Exercise goal:
Using the entries that follow, collect the lines where the word "color" appears.

Material to process:
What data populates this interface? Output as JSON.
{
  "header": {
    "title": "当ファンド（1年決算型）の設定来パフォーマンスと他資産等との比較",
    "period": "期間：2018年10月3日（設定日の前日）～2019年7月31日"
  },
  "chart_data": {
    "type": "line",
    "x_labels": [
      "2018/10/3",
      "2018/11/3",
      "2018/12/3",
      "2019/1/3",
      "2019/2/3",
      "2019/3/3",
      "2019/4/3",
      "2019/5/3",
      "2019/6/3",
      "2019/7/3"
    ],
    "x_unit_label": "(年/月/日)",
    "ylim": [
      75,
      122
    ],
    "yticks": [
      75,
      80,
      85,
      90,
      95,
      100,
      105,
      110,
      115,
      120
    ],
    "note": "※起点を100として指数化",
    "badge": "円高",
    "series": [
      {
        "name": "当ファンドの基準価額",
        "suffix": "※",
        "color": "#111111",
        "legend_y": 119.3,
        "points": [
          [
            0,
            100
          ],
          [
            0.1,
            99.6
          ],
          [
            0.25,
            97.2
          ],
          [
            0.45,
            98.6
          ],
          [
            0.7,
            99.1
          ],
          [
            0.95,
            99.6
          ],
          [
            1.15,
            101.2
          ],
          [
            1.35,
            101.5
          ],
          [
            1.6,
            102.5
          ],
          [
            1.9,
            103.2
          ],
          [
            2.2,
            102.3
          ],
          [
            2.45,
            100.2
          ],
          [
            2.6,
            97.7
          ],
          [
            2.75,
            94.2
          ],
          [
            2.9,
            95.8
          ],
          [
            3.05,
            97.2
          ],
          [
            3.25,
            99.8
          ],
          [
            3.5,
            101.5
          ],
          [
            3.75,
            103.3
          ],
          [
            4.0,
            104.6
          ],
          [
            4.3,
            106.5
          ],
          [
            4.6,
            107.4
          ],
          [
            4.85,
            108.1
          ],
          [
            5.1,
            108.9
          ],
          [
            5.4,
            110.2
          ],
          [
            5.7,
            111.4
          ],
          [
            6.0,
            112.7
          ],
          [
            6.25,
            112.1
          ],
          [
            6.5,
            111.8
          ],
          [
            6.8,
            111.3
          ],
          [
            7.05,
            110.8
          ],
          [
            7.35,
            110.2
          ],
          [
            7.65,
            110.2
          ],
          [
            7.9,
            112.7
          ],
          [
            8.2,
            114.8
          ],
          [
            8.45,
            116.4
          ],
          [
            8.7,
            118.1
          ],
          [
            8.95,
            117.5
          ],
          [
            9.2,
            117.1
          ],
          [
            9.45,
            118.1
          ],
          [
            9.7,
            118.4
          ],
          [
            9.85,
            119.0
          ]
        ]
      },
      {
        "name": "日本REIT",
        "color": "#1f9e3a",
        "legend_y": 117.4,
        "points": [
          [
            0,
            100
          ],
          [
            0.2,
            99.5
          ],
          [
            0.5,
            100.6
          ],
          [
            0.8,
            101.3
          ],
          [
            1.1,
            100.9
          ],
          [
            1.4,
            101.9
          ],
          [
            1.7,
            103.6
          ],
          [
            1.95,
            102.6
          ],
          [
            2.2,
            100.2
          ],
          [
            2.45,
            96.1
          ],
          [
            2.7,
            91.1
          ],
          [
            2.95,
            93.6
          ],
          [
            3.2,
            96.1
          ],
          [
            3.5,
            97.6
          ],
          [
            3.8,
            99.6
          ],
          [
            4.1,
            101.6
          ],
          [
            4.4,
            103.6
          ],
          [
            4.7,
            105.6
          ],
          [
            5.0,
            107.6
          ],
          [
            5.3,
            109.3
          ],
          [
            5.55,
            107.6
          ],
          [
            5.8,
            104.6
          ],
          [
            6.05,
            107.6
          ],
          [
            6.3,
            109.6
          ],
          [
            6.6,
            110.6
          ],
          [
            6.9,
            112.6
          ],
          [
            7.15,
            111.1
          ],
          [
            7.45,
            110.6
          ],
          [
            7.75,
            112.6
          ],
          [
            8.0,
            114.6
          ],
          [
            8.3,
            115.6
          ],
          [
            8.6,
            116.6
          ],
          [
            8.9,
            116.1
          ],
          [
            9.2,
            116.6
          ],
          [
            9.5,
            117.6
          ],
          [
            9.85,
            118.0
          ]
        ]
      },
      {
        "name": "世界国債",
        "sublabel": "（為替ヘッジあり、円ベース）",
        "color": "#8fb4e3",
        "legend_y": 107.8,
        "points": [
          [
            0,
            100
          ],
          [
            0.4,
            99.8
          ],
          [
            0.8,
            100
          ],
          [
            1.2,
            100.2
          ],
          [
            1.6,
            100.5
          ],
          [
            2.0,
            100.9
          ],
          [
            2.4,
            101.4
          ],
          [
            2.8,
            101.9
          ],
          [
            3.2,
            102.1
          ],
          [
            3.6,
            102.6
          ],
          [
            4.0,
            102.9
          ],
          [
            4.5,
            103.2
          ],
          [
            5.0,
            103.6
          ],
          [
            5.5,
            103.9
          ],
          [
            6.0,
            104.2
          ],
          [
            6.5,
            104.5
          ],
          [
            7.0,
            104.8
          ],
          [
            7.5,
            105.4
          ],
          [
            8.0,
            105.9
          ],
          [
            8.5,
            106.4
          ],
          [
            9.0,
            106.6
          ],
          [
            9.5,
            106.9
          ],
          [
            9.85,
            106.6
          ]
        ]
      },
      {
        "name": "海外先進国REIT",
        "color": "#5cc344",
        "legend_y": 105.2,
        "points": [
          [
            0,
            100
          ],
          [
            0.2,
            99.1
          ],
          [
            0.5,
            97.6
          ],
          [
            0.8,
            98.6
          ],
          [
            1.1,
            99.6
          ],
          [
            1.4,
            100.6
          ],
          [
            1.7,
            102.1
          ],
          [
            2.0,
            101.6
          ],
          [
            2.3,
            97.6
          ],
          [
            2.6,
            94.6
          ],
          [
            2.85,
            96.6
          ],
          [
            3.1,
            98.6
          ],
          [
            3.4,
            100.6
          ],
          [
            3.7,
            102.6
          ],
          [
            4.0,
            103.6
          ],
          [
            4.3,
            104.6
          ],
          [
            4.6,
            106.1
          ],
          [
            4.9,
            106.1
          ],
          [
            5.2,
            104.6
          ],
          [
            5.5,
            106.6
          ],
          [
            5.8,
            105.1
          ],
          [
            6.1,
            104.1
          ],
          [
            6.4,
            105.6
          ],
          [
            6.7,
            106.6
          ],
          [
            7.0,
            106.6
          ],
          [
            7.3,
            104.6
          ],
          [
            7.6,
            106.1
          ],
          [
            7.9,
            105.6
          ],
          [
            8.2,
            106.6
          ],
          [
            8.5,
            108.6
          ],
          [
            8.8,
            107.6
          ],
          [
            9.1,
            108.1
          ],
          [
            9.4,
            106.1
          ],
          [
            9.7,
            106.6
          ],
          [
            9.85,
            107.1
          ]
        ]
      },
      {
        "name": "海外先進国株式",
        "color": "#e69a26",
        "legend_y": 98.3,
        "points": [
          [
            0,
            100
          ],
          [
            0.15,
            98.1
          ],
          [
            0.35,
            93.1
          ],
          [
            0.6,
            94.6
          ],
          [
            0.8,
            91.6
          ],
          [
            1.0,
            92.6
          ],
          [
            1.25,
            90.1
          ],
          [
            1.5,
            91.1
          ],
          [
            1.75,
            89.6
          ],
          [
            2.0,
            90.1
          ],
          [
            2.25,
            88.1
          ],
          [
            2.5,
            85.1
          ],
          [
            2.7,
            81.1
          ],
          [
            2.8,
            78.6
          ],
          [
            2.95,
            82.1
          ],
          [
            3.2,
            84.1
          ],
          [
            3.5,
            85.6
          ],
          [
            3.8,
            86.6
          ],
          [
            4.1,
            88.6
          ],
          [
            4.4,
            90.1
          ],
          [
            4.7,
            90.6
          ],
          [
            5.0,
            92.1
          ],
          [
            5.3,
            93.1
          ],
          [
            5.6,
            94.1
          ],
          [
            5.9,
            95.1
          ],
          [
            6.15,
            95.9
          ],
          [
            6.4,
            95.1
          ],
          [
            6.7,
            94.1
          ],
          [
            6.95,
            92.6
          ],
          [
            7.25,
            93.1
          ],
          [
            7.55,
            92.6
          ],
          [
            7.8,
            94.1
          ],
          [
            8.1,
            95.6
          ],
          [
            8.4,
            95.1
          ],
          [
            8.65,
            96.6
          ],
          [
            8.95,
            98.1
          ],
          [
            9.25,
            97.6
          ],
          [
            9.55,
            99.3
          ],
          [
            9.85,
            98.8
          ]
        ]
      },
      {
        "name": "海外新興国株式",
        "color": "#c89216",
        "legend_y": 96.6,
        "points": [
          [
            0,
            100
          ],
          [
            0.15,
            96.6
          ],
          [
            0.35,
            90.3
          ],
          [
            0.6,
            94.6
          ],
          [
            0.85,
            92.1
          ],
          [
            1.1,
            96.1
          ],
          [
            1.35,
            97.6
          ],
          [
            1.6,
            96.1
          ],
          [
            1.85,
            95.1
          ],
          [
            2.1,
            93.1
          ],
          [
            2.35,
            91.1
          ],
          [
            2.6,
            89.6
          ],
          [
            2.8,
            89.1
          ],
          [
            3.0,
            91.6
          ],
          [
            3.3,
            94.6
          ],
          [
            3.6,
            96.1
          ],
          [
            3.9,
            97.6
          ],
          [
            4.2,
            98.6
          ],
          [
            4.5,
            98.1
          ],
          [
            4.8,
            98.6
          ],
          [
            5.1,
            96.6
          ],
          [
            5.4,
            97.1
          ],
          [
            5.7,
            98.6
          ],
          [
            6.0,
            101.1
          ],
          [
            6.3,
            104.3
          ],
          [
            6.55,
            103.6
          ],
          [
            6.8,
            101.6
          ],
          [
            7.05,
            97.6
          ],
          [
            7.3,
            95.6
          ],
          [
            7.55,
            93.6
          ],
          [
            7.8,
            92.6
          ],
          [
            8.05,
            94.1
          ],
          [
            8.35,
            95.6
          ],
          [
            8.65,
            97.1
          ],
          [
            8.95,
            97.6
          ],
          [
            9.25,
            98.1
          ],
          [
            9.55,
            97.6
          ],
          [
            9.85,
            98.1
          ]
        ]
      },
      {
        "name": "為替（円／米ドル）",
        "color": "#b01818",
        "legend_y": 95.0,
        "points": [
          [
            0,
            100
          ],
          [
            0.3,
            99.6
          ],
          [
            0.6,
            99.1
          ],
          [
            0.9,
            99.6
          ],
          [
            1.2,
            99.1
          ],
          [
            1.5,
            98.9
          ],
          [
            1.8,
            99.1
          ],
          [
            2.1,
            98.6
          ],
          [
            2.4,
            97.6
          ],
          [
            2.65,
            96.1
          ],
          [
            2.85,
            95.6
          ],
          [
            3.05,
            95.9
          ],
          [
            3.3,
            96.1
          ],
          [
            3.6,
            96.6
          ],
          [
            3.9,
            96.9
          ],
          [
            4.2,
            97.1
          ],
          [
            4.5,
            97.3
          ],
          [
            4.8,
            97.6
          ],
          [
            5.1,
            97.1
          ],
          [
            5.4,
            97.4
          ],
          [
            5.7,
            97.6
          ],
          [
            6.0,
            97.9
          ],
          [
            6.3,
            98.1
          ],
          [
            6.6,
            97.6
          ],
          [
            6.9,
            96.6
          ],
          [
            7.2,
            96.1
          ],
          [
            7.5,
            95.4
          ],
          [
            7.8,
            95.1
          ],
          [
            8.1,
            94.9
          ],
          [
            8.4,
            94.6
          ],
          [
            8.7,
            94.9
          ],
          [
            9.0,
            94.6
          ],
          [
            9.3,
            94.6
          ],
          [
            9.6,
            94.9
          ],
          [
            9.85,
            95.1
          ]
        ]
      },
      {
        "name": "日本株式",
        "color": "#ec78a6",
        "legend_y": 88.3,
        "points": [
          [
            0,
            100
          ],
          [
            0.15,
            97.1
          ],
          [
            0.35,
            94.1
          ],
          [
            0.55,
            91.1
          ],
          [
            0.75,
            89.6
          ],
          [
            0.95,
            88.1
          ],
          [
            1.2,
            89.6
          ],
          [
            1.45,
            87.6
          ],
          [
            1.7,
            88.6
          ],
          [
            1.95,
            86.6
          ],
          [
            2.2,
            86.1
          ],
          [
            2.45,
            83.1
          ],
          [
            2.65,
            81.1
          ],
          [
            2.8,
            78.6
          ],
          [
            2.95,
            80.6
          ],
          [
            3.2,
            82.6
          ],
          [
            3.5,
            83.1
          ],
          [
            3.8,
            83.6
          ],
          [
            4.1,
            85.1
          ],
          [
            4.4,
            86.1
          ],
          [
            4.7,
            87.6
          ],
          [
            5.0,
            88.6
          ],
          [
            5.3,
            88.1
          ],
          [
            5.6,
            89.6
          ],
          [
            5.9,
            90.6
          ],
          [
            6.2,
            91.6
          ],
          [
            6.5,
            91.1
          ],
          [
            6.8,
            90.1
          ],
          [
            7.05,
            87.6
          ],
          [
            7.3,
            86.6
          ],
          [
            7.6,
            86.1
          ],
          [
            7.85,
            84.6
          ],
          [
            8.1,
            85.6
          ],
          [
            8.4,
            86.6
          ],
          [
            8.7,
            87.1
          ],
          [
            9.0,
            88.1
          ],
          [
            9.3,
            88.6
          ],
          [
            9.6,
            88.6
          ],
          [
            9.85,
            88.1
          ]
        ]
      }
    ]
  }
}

Written solution:
        "color": "#111111",
        "color": "#1f9e3a",
        "color": "#8fb4e3",
        "color": "#5cc344",
        "color": "#e69a26",
        "color": "#c89216",
        "color": "#b01818",
        "color": "#ec78a6",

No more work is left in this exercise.